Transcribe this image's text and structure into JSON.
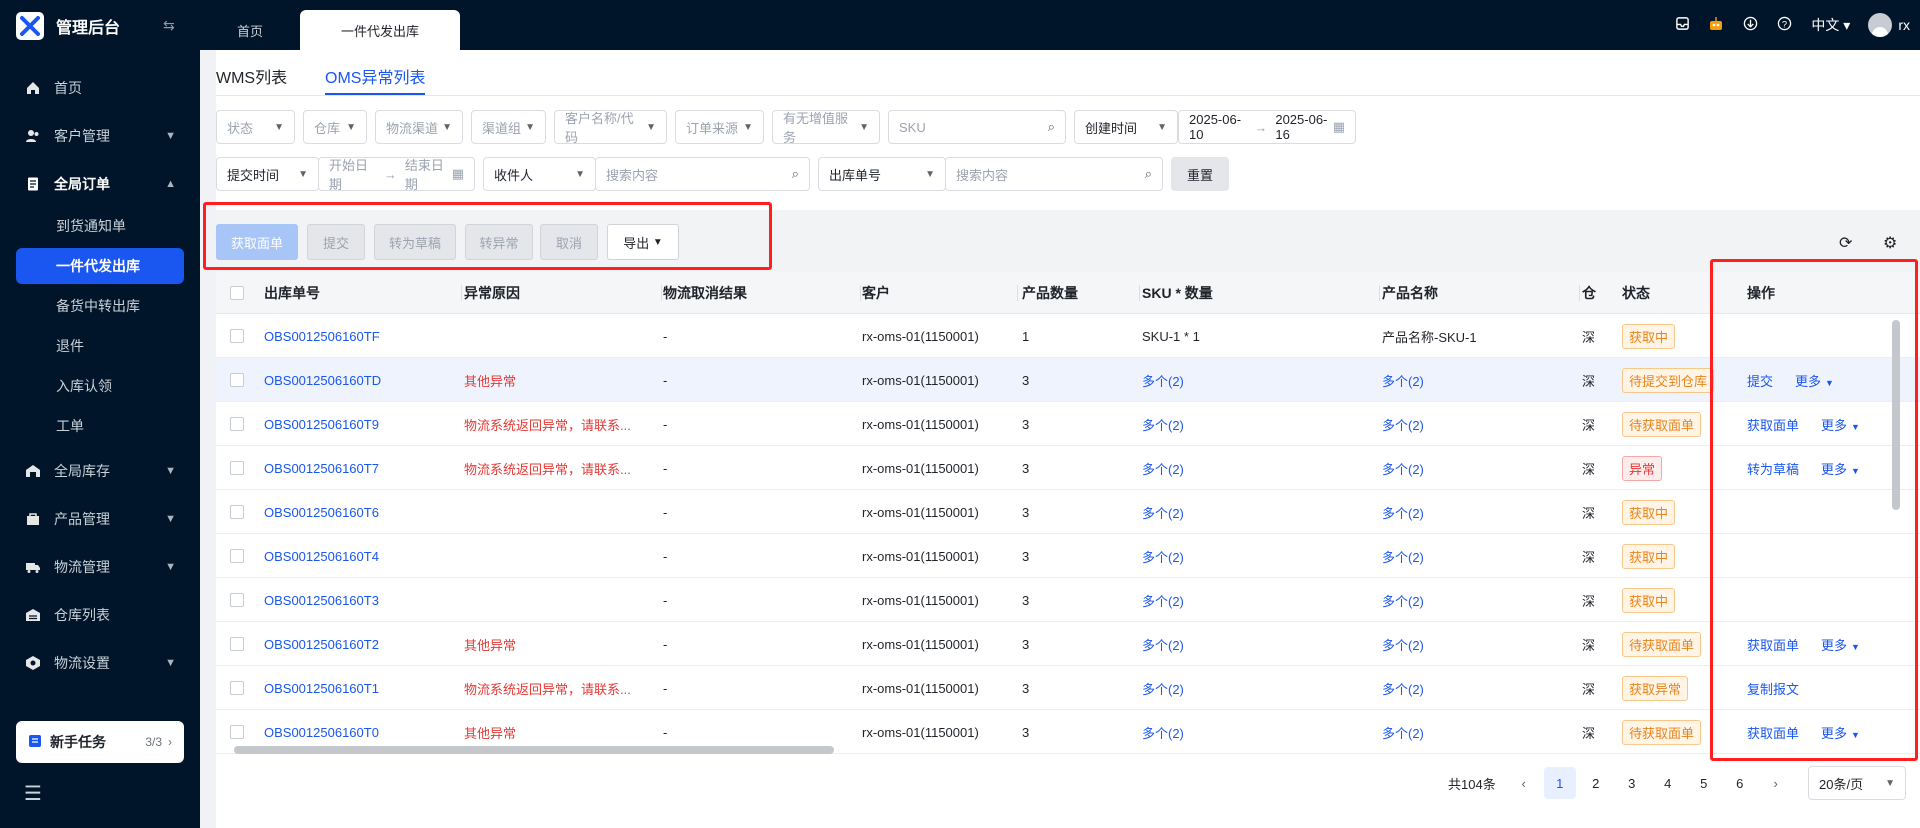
{
  "app": {
    "title": "管理后台"
  },
  "top_tabs": [
    {
      "label": "首页"
    },
    {
      "label": "一件代发出库"
    }
  ],
  "top_right": {
    "lang": "中文",
    "user": "rx"
  },
  "sidebar": {
    "items": [
      {
        "label": "首页",
        "icon": "home-icon"
      },
      {
        "label": "客户管理",
        "icon": "customers-icon"
      },
      {
        "label": "全局订单",
        "icon": "orders-icon"
      },
      {
        "label": "全局库存",
        "icon": "inventory-icon"
      },
      {
        "label": "产品管理",
        "icon": "product-icon"
      },
      {
        "label": "物流管理",
        "icon": "truck-icon"
      },
      {
        "label": "仓库列表",
        "icon": "warehouse-icon"
      },
      {
        "label": "物流设置",
        "icon": "logistics-settings-icon"
      }
    ],
    "sub_items": [
      {
        "label": "到货通知单"
      },
      {
        "label": "一件代发出库"
      },
      {
        "label": "备货中转出库"
      },
      {
        "label": "退件"
      },
      {
        "label": "入库认领"
      },
      {
        "label": "工单"
      }
    ],
    "newbie": {
      "label": "新手任务",
      "count": "3/3"
    }
  },
  "subtabs": [
    {
      "label": "WMS列表"
    },
    {
      "label": "OMS异常列表"
    }
  ],
  "filters": {
    "row1": [
      {
        "placeholder": "状态"
      },
      {
        "placeholder": "仓库"
      },
      {
        "placeholder": "物流渠道"
      },
      {
        "placeholder": "渠道组"
      },
      {
        "placeholder": "客户名称/代码"
      },
      {
        "placeholder": "订单来源"
      },
      {
        "placeholder": "有无增值服务"
      }
    ],
    "sku_placeholder": "SKU",
    "time_type": "创建时间",
    "date_start": "2025-06-10",
    "date_end": "2025-06-16",
    "submit_time": "提交时间",
    "start_ph": "开始日期",
    "end_ph": "结束日期",
    "receiver": "收件人",
    "search_ph": "搜索内容",
    "order_no": "出库单号",
    "search_ph2": "搜索内容",
    "reset": "重置"
  },
  "toolbar": {
    "get_label": "获取面单",
    "submit": "提交",
    "to_draft": "转为草稿",
    "to_abnormal": "转异常",
    "cancel": "取消",
    "export": "导出"
  },
  "columns": {
    "order_no": "出库单号",
    "reason": "异常原因",
    "cancel_result": "物流取消结果",
    "customer": "客户",
    "qty": "产品数量",
    "sku_qty": "SKU * 数量",
    "product_name": "产品名称",
    "hidden": "仓",
    "status": "状态",
    "ops": "操作"
  },
  "rows": [
    {
      "no": "OBS0012506160TF",
      "reason": "",
      "cancel": "-",
      "customer": "rx-oms-01(1150001)",
      "qty": "1",
      "sku": "SKU-1 * 1",
      "sku_link": false,
      "pname": "产品名称-SKU-1",
      "pname_link": false,
      "wh": "深",
      "status": "获取中",
      "status_color": "orange",
      "op1": "",
      "op2": ""
    },
    {
      "no": "OBS0012506160TD",
      "reason": "其他异常",
      "cancel": "-",
      "customer": "rx-oms-01(1150001)",
      "qty": "3",
      "sku": "多个(2)",
      "sku_link": true,
      "pname": "多个(2)",
      "pname_link": true,
      "wh": "深",
      "status": "待提交到仓库",
      "status_color": "orange",
      "op1": "提交",
      "op2": "更多"
    },
    {
      "no": "OBS0012506160T9",
      "reason": "物流系统返回异常，请联系...",
      "cancel": "-",
      "customer": "rx-oms-01(1150001)",
      "qty": "3",
      "sku": "多个(2)",
      "sku_link": true,
      "pname": "多个(2)",
      "pname_link": true,
      "wh": "深",
      "status": "待获取面单",
      "status_color": "orange",
      "op1": "获取面单",
      "op2": "更多"
    },
    {
      "no": "OBS0012506160T7",
      "reason": "物流系统返回异常，请联系...",
      "cancel": "-",
      "customer": "rx-oms-01(1150001)",
      "qty": "3",
      "sku": "多个(2)",
      "sku_link": true,
      "pname": "多个(2)",
      "pname_link": true,
      "wh": "深",
      "status": "异常",
      "status_color": "red",
      "op1": "转为草稿",
      "op2": "更多"
    },
    {
      "no": "OBS0012506160T6",
      "reason": "",
      "cancel": "-",
      "customer": "rx-oms-01(1150001)",
      "qty": "3",
      "sku": "多个(2)",
      "sku_link": true,
      "pname": "多个(2)",
      "pname_link": true,
      "wh": "深",
      "status": "获取中",
      "status_color": "orange",
      "op1": "",
      "op2": ""
    },
    {
      "no": "OBS0012506160T4",
      "reason": "",
      "cancel": "-",
      "customer": "rx-oms-01(1150001)",
      "qty": "3",
      "sku": "多个(2)",
      "sku_link": true,
      "pname": "多个(2)",
      "pname_link": true,
      "wh": "深",
      "status": "获取中",
      "status_color": "orange",
      "op1": "",
      "op2": ""
    },
    {
      "no": "OBS0012506160T3",
      "reason": "",
      "cancel": "-",
      "customer": "rx-oms-01(1150001)",
      "qty": "3",
      "sku": "多个(2)",
      "sku_link": true,
      "pname": "多个(2)",
      "pname_link": true,
      "wh": "深",
      "status": "获取中",
      "status_color": "orange",
      "op1": "",
      "op2": ""
    },
    {
      "no": "OBS0012506160T2",
      "reason": "其他异常",
      "cancel": "-",
      "customer": "rx-oms-01(1150001)",
      "qty": "3",
      "sku": "多个(2)",
      "sku_link": true,
      "pname": "多个(2)",
      "pname_link": true,
      "wh": "深",
      "status": "待获取面单",
      "status_color": "orange",
      "op1": "获取面单",
      "op2": "更多"
    },
    {
      "no": "OBS0012506160T1",
      "reason": "物流系统返回异常，请联系...",
      "cancel": "-",
      "customer": "rx-oms-01(1150001)",
      "qty": "3",
      "sku": "多个(2)",
      "sku_link": true,
      "pname": "多个(2)",
      "pname_link": true,
      "wh": "深",
      "status": "获取异常",
      "status_color": "orange",
      "op1": "复制报文",
      "op2": ""
    },
    {
      "no": "OBS0012506160T0",
      "reason": "其他异常",
      "cancel": "-",
      "customer": "rx-oms-01(1150001)",
      "qty": "3",
      "sku": "多个(2)",
      "sku_link": true,
      "pname": "多个(2)",
      "pname_link": true,
      "wh": "深",
      "status": "待获取面单",
      "status_color": "orange",
      "op1": "获取面单",
      "op2": "更多"
    }
  ],
  "pagination": {
    "total": "共104条",
    "pages": [
      "1",
      "2",
      "3",
      "4",
      "5",
      "6"
    ],
    "current": "1",
    "page_size": "20条/页"
  },
  "colors": {
    "accent": "#1a56f0",
    "sidebar": "#001529",
    "highlight": "#ff1f1f"
  }
}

--- --- ---

**OBJECTIVE:** Reproduce the whole listing exactly, but not the images in it.

**SOLUTION TO THE PROBLEM:**
Transcribe this image's text and structure into JSON.
{
  "app": {
    "title": "管理后台"
  },
  "top_tabs": [
    {
      "label": "首页"
    },
    {
      "label": "一件代发出库"
    }
  ],
  "top_right": {
    "lang": "中文",
    "user": "rx"
  },
  "sidebar": {
    "items": [
      {
        "label": "首页",
        "icon": "home-icon"
      },
      {
        "label": "客户管理",
        "icon": "customers-icon"
      },
      {
        "label": "全局订单",
        "icon": "orders-icon"
      },
      {
        "label": "全局库存",
        "icon": "inventory-icon"
      },
      {
        "label": "产品管理",
        "icon": "product-icon"
      },
      {
        "label": "物流管理",
        "icon": "truck-icon"
      },
      {
        "label": "仓库列表",
        "icon": "warehouse-icon"
      },
      {
        "label": "物流设置",
        "icon": "logistics-settings-icon"
      }
    ],
    "sub_items": [
      {
        "label": "到货通知单"
      },
      {
        "label": "一件代发出库"
      },
      {
        "label": "备货中转出库"
      },
      {
        "label": "退件"
      },
      {
        "label": "入库认领"
      },
      {
        "label": "工单"
      }
    ],
    "newbie": {
      "label": "新手任务",
      "count": "3/3"
    }
  },
  "subtabs": [
    {
      "label": "WMS列表"
    },
    {
      "label": "OMS异常列表"
    }
  ],
  "filters": {
    "row1": [
      {
        "placeholder": "状态"
      },
      {
        "placeholder": "仓库"
      },
      {
        "placeholder": "物流渠道"
      },
      {
        "placeholder": "渠道组"
      },
      {
        "placeholder": "客户名称/代码"
      },
      {
        "placeholder": "订单来源"
      },
      {
        "placeholder": "有无增值服务"
      }
    ],
    "sku_placeholder": "SKU",
    "time_type": "创建时间",
    "date_start": "2025-06-10",
    "date_end": "2025-06-16",
    "submit_time": "提交时间",
    "start_ph": "开始日期",
    "end_ph": "结束日期",
    "receiver": "收件人",
    "search_ph": "搜索内容",
    "order_no": "出库单号",
    "search_ph2": "搜索内容",
    "reset": "重置"
  },
  "toolbar": {
    "get_label": "获取面单",
    "submit": "提交",
    "to_draft": "转为草稿",
    "to_abnormal": "转异常",
    "cancel": "取消",
    "export": "导出"
  },
  "columns": {
    "order_no": "出库单号",
    "reason": "异常原因",
    "cancel_result": "物流取消结果",
    "customer": "客户",
    "qty": "产品数量",
    "sku_qty": "SKU * 数量",
    "product_name": "产品名称",
    "hidden": "仓",
    "status": "状态",
    "ops": "操作"
  },
  "rows": [
    {
      "no": "OBS0012506160TF",
      "reason": "",
      "cancel": "-",
      "customer": "rx-oms-01(1150001)",
      "qty": "1",
      "sku": "SKU-1 * 1",
      "sku_link": false,
      "pname": "产品名称-SKU-1",
      "pname_link": false,
      "wh": "深",
      "status": "获取中",
      "status_color": "orange",
      "op1": "",
      "op2": ""
    },
    {
      "no": "OBS0012506160TD",
      "reason": "其他异常",
      "cancel": "-",
      "customer": "rx-oms-01(1150001)",
      "qty": "3",
      "sku": "多个(2)",
      "sku_link": true,
      "pname": "多个(2)",
      "pname_link": true,
      "wh": "深",
      "status": "待提交到仓库",
      "status_color": "orange",
      "op1": "提交",
      "op2": "更多"
    },
    {
      "no": "OBS0012506160T9",
      "reason": "物流系统返回异常，请联系...",
      "cancel": "-",
      "customer": "rx-oms-01(1150001)",
      "qty": "3",
      "sku": "多个(2)",
      "sku_link": true,
      "pname": "多个(2)",
      "pname_link": true,
      "wh": "深",
      "status": "待获取面单",
      "status_color": "orange",
      "op1": "获取面单",
      "op2": "更多"
    },
    {
      "no": "OBS0012506160T7",
      "reason": "物流系统返回异常，请联系...",
      "cancel": "-",
      "customer": "rx-oms-01(1150001)",
      "qty": "3",
      "sku": "多个(2)",
      "sku_link": true,
      "pname": "多个(2)",
      "pname_link": true,
      "wh": "深",
      "status": "异常",
      "status_color": "red",
      "op1": "转为草稿",
      "op2": "更多"
    },
    {
      "no": "OBS0012506160T6",
      "reason": "",
      "cancel": "-",
      "customer": "rx-oms-01(1150001)",
      "qty": "3",
      "sku": "多个(2)",
      "sku_link": true,
      "pname": "多个(2)",
      "pname_link": true,
      "wh": "深",
      "status": "获取中",
      "status_color": "orange",
      "op1": "",
      "op2": ""
    },
    {
      "no": "OBS0012506160T4",
      "reason": "",
      "cancel": "-",
      "customer": "rx-oms-01(1150001)",
      "qty": "3",
      "sku": "多个(2)",
      "sku_link": true,
      "pname": "多个(2)",
      "pname_link": true,
      "wh": "深",
      "status": "获取中",
      "status_color": "orange",
      "op1": "",
      "op2": ""
    },
    {
      "no": "OBS0012506160T3",
      "reason": "",
      "cancel": "-",
      "customer": "rx-oms-01(1150001)",
      "qty": "3",
      "sku": "多个(2)",
      "sku_link": true,
      "pname": "多个(2)",
      "pname_link": true,
      "wh": "深",
      "status": "获取中",
      "status_color": "orange",
      "op1": "",
      "op2": ""
    },
    {
      "no": "OBS0012506160T2",
      "reason": "其他异常",
      "cancel": "-",
      "customer": "rx-oms-01(1150001)",
      "qty": "3",
      "sku": "多个(2)",
      "sku_link": true,
      "pname": "多个(2)",
      "pname_link": true,
      "wh": "深",
      "status": "待获取面单",
      "status_color": "orange",
      "op1": "获取面单",
      "op2": "更多"
    },
    {
      "no": "OBS0012506160T1",
      "reason": "物流系统返回异常，请联系...",
      "cancel": "-",
      "customer": "rx-oms-01(1150001)",
      "qty": "3",
      "sku": "多个(2)",
      "sku_link": true,
      "pname": "多个(2)",
      "pname_link": true,
      "wh": "深",
      "status": "获取异常",
      "status_color": "orange",
      "op1": "复制报文",
      "op2": ""
    },
    {
      "no": "OBS0012506160T0",
      "reason": "其他异常",
      "cancel": "-",
      "customer": "rx-oms-01(1150001)",
      "qty": "3",
      "sku": "多个(2)",
      "sku_link": true,
      "pname": "多个(2)",
      "pname_link": true,
      "wh": "深",
      "status": "待获取面单",
      "status_color": "orange",
      "op1": "获取面单",
      "op2": "更多"
    }
  ],
  "pagination": {
    "total": "共104条",
    "pages": [
      "1",
      "2",
      "3",
      "4",
      "5",
      "6"
    ],
    "current": "1",
    "page_size": "20条/页"
  },
  "colors": {
    "accent": "#1a56f0",
    "sidebar": "#001529",
    "highlight": "#ff1f1f"
  }
}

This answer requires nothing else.